* [INPUT RECORDS]
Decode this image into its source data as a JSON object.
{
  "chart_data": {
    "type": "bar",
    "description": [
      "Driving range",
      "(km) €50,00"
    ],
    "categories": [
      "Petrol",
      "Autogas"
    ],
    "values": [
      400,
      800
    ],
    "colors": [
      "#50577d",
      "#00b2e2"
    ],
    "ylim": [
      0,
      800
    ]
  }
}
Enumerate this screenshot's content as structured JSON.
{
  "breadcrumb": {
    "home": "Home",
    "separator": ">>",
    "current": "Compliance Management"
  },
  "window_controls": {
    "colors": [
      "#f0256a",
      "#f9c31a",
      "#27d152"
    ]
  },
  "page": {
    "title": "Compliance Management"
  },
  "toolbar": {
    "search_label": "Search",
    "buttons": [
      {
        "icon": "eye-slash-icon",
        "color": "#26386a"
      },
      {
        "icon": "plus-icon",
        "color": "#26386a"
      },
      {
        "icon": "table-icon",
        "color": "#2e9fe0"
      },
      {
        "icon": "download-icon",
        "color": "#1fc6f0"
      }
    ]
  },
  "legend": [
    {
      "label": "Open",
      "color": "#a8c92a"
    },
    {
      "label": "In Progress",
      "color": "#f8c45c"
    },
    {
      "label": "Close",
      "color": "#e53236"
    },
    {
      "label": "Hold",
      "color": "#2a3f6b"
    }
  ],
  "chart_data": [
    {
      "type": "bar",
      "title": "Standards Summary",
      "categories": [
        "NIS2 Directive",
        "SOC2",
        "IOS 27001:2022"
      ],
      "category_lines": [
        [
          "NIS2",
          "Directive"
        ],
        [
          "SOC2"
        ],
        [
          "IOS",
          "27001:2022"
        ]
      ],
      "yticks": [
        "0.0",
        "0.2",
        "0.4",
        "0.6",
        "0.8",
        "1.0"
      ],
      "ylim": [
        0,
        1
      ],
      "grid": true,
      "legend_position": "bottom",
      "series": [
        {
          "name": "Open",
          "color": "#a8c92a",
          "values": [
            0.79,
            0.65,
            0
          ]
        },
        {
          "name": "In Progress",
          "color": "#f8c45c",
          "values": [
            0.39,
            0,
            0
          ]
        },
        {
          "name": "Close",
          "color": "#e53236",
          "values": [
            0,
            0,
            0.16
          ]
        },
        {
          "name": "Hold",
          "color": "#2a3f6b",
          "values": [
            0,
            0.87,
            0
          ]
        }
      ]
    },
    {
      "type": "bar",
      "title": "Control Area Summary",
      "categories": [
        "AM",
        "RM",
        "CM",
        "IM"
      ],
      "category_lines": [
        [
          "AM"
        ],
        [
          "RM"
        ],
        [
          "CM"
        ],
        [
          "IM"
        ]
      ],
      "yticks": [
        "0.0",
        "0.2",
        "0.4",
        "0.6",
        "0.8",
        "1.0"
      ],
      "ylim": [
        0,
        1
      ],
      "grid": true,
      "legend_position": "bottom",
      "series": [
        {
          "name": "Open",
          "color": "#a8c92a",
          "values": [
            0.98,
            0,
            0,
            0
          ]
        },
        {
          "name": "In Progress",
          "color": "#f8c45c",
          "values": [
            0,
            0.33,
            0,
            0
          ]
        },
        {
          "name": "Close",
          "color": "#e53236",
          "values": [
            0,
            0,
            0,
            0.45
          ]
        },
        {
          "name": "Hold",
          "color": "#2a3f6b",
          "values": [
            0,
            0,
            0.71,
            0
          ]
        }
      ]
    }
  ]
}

* [AIM] Reproduce every line of the material above exactly.

* [IN RESPONSE]
Decode this image into its source data as a JSON object.
{
  "chart_data": {
    "type": "bar",
    "description": [
      "Driving range",
      "(km) €50,00"
    ],
    "categories": [
      "Petrol",
      "Autogas"
    ],
    "values": [
      400,
      800
    ],
    "colors": [
      "#50577d",
      "#00b2e2"
    ],
    "ylim": [
      0,
      800
    ]
  }
}
Enumerate this screenshot's content as structured JSON.
{
  "breadcrumb": {
    "home": "Home",
    "separator": ">>",
    "current": "Compliance Management"
  },
  "window_controls": {
    "colors": [
      "#f0256a",
      "#f9c31a",
      "#27d152"
    ]
  },
  "page": {
    "title": "Compliance Management"
  },
  "toolbar": {
    "search_label": "Search",
    "buttons": [
      {
        "icon": "eye-slash-icon",
        "color": "#26386a"
      },
      {
        "icon": "plus-icon",
        "color": "#26386a"
      },
      {
        "icon": "table-icon",
        "color": "#2e9fe0"
      },
      {
        "icon": "download-icon",
        "color": "#1fc6f0"
      }
    ]
  },
  "legend": [
    {
      "label": "Open",
      "color": "#a8c92a"
    },
    {
      "label": "In Progress",
      "color": "#f8c45c"
    },
    {
      "label": "Close",
      "color": "#e53236"
    },
    {
      "label": "Hold",
      "color": "#2a3f6b"
    }
  ],
  "chart_data": [
    {
      "type": "bar",
      "title": "Standards Summary",
      "categories": [
        "NIS2 Directive",
        "SOC2",
        "IOS 27001:2022"
      ],
      "category_lines": [
        [
          "NIS2",
          "Directive"
        ],
        [
          "SOC2"
        ],
        [
          "IOS",
          "27001:2022"
        ]
      ],
      "yticks": [
        "0.0",
        "0.2",
        "0.4",
        "0.6",
        "0.8",
        "1.0"
      ],
      "ylim": [
        0,
        1
      ],
      "grid": true,
      "legend_position": "bottom",
      "series": [
        {
          "name": "Open",
          "color": "#a8c92a",
          "values": [
            0.79,
            0.65,
            0
          ]
        },
        {
          "name": "In Progress",
          "color": "#f8c45c",
          "values": [
            0.39,
            0,
            0
          ]
        },
        {
          "name": "Close",
          "color": "#e53236",
          "values": [
            0,
            0,
            0.16
          ]
        },
        {
          "name": "Hold",
          "color": "#2a3f6b",
          "values": [
            0,
            0.87,
            0
          ]
        }
      ]
    },
    {
      "type": "bar",
      "title": "Control Area Summary",
      "categories": [
        "AM",
        "RM",
        "CM",
        "IM"
      ],
      "category_lines": [
        [
          "AM"
        ],
        [
          "RM"
        ],
        [
          "CM"
        ],
        [
          "IM"
        ]
      ],
      "yticks": [
        "0.0",
        "0.2",
        "0.4",
        "0.6",
        "0.8",
        "1.0"
      ],
      "ylim": [
        0,
        1
      ],
      "grid": true,
      "legend_position": "bottom",
      "series": [
        {
          "name": "Open",
          "color": "#a8c92a",
          "values": [
            0.98,
            0,
            0,
            0
          ]
        },
        {
          "name": "In Progress",
          "color": "#f8c45c",
          "values": [
            0,
            0.33,
            0,
            0
          ]
        },
        {
          "name": "Close",
          "color": "#e53236",
          "values": [
            0,
            0,
            0,
            0.45
          ]
        },
        {
          "name": "Hold",
          "color": "#2a3f6b",
          "values": [
            0,
            0,
            0.71,
            0
          ]
        }
      ]
    }
  ]
}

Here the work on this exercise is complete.